Go through the lines below. Copy those with "Активы".

== EXCERPTED RECORDS

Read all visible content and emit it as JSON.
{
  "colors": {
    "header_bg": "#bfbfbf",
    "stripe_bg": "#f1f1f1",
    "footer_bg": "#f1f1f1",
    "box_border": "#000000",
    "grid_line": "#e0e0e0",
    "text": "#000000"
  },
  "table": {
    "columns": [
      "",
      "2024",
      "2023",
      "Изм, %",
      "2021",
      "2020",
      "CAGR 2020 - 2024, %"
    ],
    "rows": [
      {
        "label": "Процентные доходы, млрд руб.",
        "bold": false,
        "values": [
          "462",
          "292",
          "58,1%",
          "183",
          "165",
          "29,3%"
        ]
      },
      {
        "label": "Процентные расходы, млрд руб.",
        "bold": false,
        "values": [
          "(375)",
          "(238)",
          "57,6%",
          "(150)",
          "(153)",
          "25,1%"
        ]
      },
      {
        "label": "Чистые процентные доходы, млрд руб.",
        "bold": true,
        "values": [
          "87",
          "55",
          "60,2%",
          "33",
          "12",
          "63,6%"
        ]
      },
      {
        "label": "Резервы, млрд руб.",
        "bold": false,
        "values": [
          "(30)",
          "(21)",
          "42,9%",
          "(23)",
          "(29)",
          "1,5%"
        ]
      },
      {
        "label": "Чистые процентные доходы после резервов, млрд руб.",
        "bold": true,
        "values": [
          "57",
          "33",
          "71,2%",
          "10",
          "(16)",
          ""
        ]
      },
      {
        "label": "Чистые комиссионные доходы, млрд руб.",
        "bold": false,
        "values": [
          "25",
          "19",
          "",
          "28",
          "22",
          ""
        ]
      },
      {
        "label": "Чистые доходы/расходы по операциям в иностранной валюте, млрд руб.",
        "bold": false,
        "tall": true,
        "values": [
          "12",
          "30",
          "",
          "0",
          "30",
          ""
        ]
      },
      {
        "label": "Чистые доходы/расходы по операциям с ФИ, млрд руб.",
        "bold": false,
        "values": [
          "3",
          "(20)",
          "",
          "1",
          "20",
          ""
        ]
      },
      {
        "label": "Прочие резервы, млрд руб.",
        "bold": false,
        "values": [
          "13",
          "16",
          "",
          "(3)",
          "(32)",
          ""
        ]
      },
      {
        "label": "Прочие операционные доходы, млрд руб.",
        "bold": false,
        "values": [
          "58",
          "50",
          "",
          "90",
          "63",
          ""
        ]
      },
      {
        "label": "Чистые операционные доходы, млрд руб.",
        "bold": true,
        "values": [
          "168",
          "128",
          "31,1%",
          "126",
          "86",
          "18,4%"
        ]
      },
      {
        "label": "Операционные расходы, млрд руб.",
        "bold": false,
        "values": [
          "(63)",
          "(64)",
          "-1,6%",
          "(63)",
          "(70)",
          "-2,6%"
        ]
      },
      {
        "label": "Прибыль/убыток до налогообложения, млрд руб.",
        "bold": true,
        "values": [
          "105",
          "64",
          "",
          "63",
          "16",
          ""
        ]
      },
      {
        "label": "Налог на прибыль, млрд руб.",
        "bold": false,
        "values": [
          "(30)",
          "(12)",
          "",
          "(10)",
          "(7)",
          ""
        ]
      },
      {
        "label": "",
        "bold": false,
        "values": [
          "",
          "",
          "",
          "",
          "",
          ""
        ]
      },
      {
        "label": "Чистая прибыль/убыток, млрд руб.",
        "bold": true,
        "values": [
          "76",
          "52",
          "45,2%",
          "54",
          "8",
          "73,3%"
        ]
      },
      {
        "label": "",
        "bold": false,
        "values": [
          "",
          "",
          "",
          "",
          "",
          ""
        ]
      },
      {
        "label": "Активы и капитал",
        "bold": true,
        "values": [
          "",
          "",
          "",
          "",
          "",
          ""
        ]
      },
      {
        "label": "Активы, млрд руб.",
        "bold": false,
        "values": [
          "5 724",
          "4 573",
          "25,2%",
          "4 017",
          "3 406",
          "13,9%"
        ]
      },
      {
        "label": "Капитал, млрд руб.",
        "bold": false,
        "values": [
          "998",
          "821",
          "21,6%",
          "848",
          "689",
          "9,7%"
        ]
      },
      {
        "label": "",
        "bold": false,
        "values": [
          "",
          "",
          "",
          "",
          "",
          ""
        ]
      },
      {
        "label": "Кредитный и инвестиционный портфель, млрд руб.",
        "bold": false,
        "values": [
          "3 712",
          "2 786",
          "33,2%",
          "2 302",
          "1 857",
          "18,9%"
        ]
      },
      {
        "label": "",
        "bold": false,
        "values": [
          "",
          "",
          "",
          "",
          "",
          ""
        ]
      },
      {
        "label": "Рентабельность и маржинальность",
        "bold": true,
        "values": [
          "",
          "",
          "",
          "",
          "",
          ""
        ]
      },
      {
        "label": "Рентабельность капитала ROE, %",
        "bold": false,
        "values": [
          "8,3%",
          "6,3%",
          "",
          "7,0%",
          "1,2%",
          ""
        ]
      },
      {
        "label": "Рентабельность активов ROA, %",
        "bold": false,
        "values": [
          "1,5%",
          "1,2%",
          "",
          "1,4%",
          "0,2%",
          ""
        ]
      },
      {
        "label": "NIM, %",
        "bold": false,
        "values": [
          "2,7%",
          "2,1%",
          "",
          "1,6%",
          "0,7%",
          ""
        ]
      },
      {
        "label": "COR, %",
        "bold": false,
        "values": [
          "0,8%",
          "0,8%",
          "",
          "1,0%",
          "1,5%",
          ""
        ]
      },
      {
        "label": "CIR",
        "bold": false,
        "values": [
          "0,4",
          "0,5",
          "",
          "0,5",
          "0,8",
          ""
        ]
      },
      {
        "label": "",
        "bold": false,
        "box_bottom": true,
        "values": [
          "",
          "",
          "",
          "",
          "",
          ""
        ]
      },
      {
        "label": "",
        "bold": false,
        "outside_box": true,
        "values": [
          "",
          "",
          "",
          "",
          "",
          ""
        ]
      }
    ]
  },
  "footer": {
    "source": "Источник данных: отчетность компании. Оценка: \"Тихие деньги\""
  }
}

====
== EXCERPTED RECORDS

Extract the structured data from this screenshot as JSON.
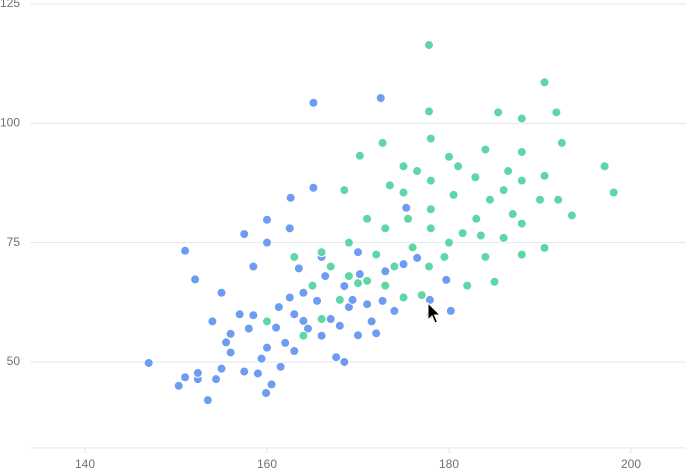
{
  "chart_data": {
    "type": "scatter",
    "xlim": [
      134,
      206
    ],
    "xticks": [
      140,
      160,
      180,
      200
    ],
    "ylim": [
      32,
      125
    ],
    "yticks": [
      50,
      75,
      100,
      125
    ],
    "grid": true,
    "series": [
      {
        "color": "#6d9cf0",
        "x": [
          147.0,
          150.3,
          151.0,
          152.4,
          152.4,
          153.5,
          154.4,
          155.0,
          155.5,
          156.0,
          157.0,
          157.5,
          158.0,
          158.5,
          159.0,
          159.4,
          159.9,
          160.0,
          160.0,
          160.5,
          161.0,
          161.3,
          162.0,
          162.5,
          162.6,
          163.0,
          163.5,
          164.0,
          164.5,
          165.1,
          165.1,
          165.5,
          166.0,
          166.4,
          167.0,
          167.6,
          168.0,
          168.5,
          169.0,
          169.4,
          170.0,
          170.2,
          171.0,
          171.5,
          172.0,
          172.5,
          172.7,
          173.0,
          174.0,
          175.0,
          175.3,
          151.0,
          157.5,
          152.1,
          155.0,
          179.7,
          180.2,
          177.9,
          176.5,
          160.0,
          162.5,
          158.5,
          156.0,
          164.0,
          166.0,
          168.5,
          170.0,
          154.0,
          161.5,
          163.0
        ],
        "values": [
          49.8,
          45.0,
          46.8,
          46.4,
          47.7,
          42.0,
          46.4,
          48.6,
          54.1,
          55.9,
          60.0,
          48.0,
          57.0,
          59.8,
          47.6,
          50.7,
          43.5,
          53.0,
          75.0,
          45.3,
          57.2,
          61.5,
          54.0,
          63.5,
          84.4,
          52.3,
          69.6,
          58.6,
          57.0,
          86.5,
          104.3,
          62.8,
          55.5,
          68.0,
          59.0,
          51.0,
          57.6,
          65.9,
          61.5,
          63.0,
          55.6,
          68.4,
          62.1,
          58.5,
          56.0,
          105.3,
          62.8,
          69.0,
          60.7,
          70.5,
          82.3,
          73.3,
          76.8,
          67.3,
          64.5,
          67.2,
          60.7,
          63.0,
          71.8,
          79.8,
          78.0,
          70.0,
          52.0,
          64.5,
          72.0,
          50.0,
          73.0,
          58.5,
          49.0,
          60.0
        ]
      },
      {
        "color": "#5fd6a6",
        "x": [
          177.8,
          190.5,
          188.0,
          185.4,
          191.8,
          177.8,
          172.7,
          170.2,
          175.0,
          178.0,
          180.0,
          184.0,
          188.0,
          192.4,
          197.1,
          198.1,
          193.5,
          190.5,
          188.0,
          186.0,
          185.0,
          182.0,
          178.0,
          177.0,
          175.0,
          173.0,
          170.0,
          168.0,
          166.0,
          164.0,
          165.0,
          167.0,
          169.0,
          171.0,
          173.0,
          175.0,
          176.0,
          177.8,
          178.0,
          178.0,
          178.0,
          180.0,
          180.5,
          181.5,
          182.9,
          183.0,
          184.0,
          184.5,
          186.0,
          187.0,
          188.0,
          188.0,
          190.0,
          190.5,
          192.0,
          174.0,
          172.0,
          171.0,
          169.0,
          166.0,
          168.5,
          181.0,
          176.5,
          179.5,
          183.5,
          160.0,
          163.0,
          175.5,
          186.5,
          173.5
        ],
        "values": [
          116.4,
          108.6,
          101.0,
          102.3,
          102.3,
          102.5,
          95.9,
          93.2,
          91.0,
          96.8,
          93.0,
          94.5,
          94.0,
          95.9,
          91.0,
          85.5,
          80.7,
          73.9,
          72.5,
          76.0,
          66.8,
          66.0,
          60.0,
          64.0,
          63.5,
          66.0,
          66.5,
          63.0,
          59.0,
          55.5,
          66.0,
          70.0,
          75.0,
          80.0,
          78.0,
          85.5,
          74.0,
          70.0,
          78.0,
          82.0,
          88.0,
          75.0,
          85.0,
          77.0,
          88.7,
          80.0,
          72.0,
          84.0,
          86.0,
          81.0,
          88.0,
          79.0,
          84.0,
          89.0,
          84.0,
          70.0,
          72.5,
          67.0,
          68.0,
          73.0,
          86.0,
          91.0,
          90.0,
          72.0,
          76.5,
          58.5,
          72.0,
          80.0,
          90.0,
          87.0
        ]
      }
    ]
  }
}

====

### FINAL RESULT
        "label": "Активы и капитал",
        "label": "Активы, млрд руб.",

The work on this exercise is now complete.